■ Available records
--- Begin ---

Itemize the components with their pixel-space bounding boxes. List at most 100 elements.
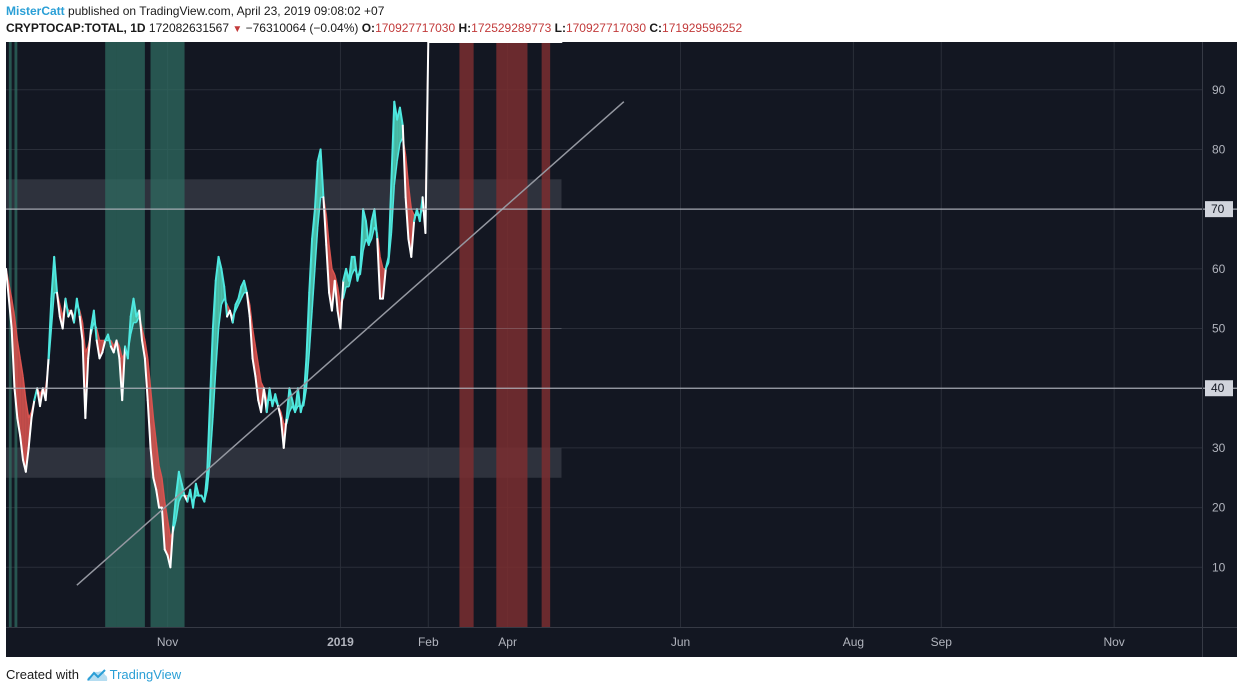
ema-line-segment <box>370 226 376 240</box>
ema-line-segment <box>59 304 64 317</box>
symbol-info: CRYPTOCAP:TOTAL, 1D 172082631567 ▼ −7631… <box>6 20 1237 38</box>
price-line-segment <box>217 255 223 270</box>
price-line-segment <box>175 470 180 497</box>
ema-line-segment <box>348 274 353 287</box>
ema-line-segment <box>212 370 217 419</box>
high-label: H: <box>458 21 472 35</box>
price-line-segment <box>56 291 61 318</box>
y-tick-label: 20 <box>1212 501 1226 515</box>
price-line-segment <box>87 327 93 360</box>
author-link[interactable]: MisterCatt <box>6 4 65 18</box>
ema-line-segment <box>362 238 367 252</box>
ema-line-segment <box>234 304 240 311</box>
ema-line-segment <box>237 298 242 305</box>
price-label-text: 70 <box>1211 202 1225 216</box>
bearish-zone <box>496 42 528 627</box>
ema-line-segment <box>302 388 308 407</box>
ema-line-segment <box>248 304 254 329</box>
price-line-segment <box>143 357 149 402</box>
price-line-segment <box>268 387 274 408</box>
price-line-segment <box>311 208 316 240</box>
tradingview-brand[interactable]: TradingView <box>109 667 182 682</box>
created-with-text: Created with <box>6 667 79 682</box>
price-line-segment <box>24 446 30 473</box>
ema-line-segment <box>16 340 21 359</box>
y-tick-label: 50 <box>1212 322 1226 336</box>
price-line-segment <box>163 548 169 557</box>
ema-line-segment <box>158 465 163 478</box>
tradingview-logo-icon <box>86 669 107 681</box>
ema-line-segment <box>280 411 285 425</box>
price-line-segment <box>107 333 112 348</box>
price-line-segment <box>121 345 127 402</box>
ema-line-segment <box>81 322 87 353</box>
plot-area <box>6 42 1202 627</box>
ema-line-segment <box>206 459 211 490</box>
price-chart[interactable]: 10 20 30 50 60 80 90 70 40 Nov 2019 Feb Apr Jun Aug Sep… <box>6 42 1237 657</box>
price-line-segment <box>53 255 59 294</box>
low-label: L: <box>554 21 566 35</box>
price-line-segment <box>203 470 209 503</box>
price-line-segment <box>390 100 396 181</box>
price-line-segment <box>356 267 362 282</box>
support-resistance-zone <box>6 179 562 210</box>
price-label-text: 40 <box>1211 381 1225 395</box>
price-line-segment <box>126 315 132 360</box>
ema-line-segment <box>314 227 319 269</box>
price-line-segment <box>78 315 84 342</box>
ema-line-segment <box>13 316 19 341</box>
price-line-segment <box>115 339 121 360</box>
close-label: C: <box>649 21 663 35</box>
price-label-box <box>1205 380 1233 397</box>
bullish-zone <box>8 42 12 627</box>
price-line-segment <box>30 399 36 420</box>
ema-line-segment <box>317 197 322 228</box>
price-line-segment <box>206 399 212 473</box>
price-line-segment <box>410 220 416 258</box>
price-line-segment <box>19 434 25 461</box>
price-line-segment <box>277 405 282 420</box>
x-tick-label: Nov <box>157 635 178 649</box>
ema-line-segment <box>50 292 55 329</box>
price-line-segment <box>234 297 240 306</box>
ema-line-segment <box>19 358 24 377</box>
low-value: 170927717030 <box>565 21 647 35</box>
price-line-segment <box>92 309 98 342</box>
y-tick-label: 30 <box>1212 441 1226 455</box>
ema-line-segment <box>226 304 231 311</box>
price-line-segment <box>146 399 152 449</box>
price-change: −76310064 (−0.04%) <box>245 21 359 35</box>
x-tick-label: Nov <box>1103 635 1124 649</box>
ema-line-segment <box>84 346 89 353</box>
price-line-segment <box>362 208 367 223</box>
price-line-segment <box>387 178 393 258</box>
ema-line-segment <box>220 298 225 305</box>
symbol-name[interactable]: CRYPTOCAP:TOTAL, 1D <box>6 21 146 35</box>
ema-line-segment <box>257 364 262 383</box>
ema-line-segment <box>152 417 157 443</box>
ema-line-segment <box>407 185 413 210</box>
price-line-segment <box>376 237 382 300</box>
price-line-segment <box>308 237 314 294</box>
ema-line-segment <box>25 400 30 419</box>
price-line-segment <box>169 524 175 569</box>
ema-line-segment <box>149 388 155 419</box>
x-tick-label: 2019 <box>327 635 354 649</box>
price-line-segment <box>302 357 308 402</box>
price-line-segment <box>282 417 288 449</box>
ema-line-segment <box>214 328 220 371</box>
price-line-segment <box>381 267 387 300</box>
price-line-segment <box>305 291 311 360</box>
price-line-segment <box>223 285 229 318</box>
bearish-zone <box>541 42 551 627</box>
price-line-segment <box>265 387 271 414</box>
ema-line-segment <box>308 310 313 353</box>
price-line-segment <box>61 297 67 330</box>
price-line-segment <box>50 255 56 300</box>
trendline <box>76 101 625 586</box>
ema-line-segment <box>118 346 123 359</box>
x-tick-label: Sep <box>931 635 953 649</box>
price-line-segment <box>325 243 331 294</box>
x-tick-label: Feb <box>418 635 439 649</box>
ema-line-segment <box>342 286 347 299</box>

--- End ---

■ Exercise directions
Please update the records above so that every "ema-line-segment" becomes "ema-segment", with everything else left unchanged. Omit the pictures from your answer.

■ Finished exercise
Itemize the components with their pixel-space bounding boxes. List at most 100 elements.
ema-segment <box>370 226 376 240</box>
ema-segment <box>59 304 64 317</box>
symbol-info: CRYPTOCAP:TOTAL, 1D 172082631567 ▼ −7631… <box>6 20 1237 38</box>
price-line-segment <box>217 255 223 270</box>
price-line-segment <box>175 470 180 497</box>
ema-segment <box>348 274 353 287</box>
ema-segment <box>212 370 217 419</box>
high-label: H: <box>458 21 472 35</box>
price-line-segment <box>56 291 61 318</box>
y-tick-label: 20 <box>1212 501 1226 515</box>
price-line-segment <box>87 327 93 360</box>
author-link[interactable]: MisterCatt <box>6 4 65 18</box>
ema-segment <box>362 238 367 252</box>
ema-segment <box>234 304 240 311</box>
ema-segment <box>237 298 242 305</box>
price-label-text: 70 <box>1211 202 1225 216</box>
bearish-zone <box>496 42 528 627</box>
ema-segment <box>302 388 308 407</box>
ema-segment <box>248 304 254 329</box>
price-line-segment <box>143 357 149 402</box>
price-line-segment <box>268 387 274 408</box>
price-line-segment <box>311 208 316 240</box>
tradingview-brand[interactable]: TradingView <box>109 667 182 682</box>
created-with-text: Created with <box>6 667 79 682</box>
price-line-segment <box>24 446 30 473</box>
ema-segment <box>16 340 21 359</box>
y-tick-label: 50 <box>1212 322 1226 336</box>
price-line-segment <box>163 548 169 557</box>
ema-segment <box>158 465 163 478</box>
tradingview-logo-icon <box>86 669 107 681</box>
ema-segment <box>280 411 285 425</box>
price-line-segment <box>107 333 112 348</box>
price-line-segment <box>121 345 127 402</box>
ema-segment <box>81 322 87 353</box>
plot-area <box>6 42 1202 627</box>
ema-segment <box>206 459 211 490</box>
price-chart[interactable]: 10 20 30 50 60 80 90 70 40 Nov 2019 Feb Apr Jun Aug Sep… <box>6 42 1237 657</box>
price-line-segment <box>53 255 59 294</box>
low-label: L: <box>554 21 566 35</box>
price-line-segment <box>203 470 209 503</box>
price-line-segment <box>390 100 396 181</box>
price-line-segment <box>356 267 362 282</box>
support-resistance-zone <box>6 179 562 210</box>
price-label-text: 40 <box>1211 381 1225 395</box>
price-line-segment <box>126 315 132 360</box>
ema-segment <box>314 227 319 269</box>
price-line-segment <box>78 315 84 342</box>
ema-segment <box>13 316 19 341</box>
price-line-segment <box>115 339 121 360</box>
close-label: C: <box>649 21 663 35</box>
price-label-box <box>1205 380 1233 397</box>
bullish-zone <box>8 42 12 627</box>
price-line-segment <box>30 399 36 420</box>
ema-segment <box>317 197 322 228</box>
price-line-segment <box>206 399 212 473</box>
price-line-segment <box>410 220 416 258</box>
price-line-segment <box>19 434 25 461</box>
price-line-segment <box>277 405 282 420</box>
x-tick-label: Nov <box>157 635 178 649</box>
ema-segment <box>50 292 55 329</box>
price-line-segment <box>234 297 240 306</box>
ema-segment <box>19 358 24 377</box>
low-value: 170927717030 <box>565 21 647 35</box>
price-line-segment <box>92 309 98 342</box>
y-tick-label: 30 <box>1212 441 1226 455</box>
ema-segment <box>226 304 231 311</box>
price-line-segment <box>146 399 152 449</box>
price-change: −76310064 (−0.04%) <box>245 21 359 35</box>
x-tick-label: Nov <box>1103 635 1124 649</box>
ema-segment <box>84 346 89 353</box>
price-line-segment <box>362 208 367 223</box>
price-line-segment <box>387 178 393 258</box>
ema-segment <box>220 298 225 305</box>
symbol-name[interactable]: CRYPTOCAP:TOTAL, 1D <box>6 21 146 35</box>
ema-segment <box>257 364 262 383</box>
ema-segment <box>152 417 157 443</box>
ema-segment <box>407 185 413 210</box>
price-line-segment <box>376 237 382 300</box>
price-line-segment <box>308 237 314 294</box>
ema-segment <box>25 400 30 419</box>
price-line-segment <box>169 524 175 569</box>
ema-segment <box>149 388 155 419</box>
x-tick-label: 2019 <box>327 635 354 649</box>
price-line-segment <box>302 357 308 402</box>
price-line-segment <box>282 417 288 449</box>
ema-segment <box>214 328 220 371</box>
price-line-segment <box>381 267 387 300</box>
price-line-segment <box>305 291 311 360</box>
price-line-segment <box>223 285 229 318</box>
bearish-zone <box>541 42 551 627</box>
price-line-segment <box>265 387 271 414</box>
ema-segment <box>308 310 313 353</box>
price-line-segment <box>61 297 67 330</box>
price-line-segment <box>50 255 56 300</box>
trendline <box>76 101 625 586</box>
ema-segment <box>118 346 123 359</box>
x-tick-label: Sep <box>931 635 953 649</box>
price-line-segment <box>325 243 331 294</box>
x-tick-label: Feb <box>418 635 439 649</box>
ema-segment <box>342 286 347 299</box>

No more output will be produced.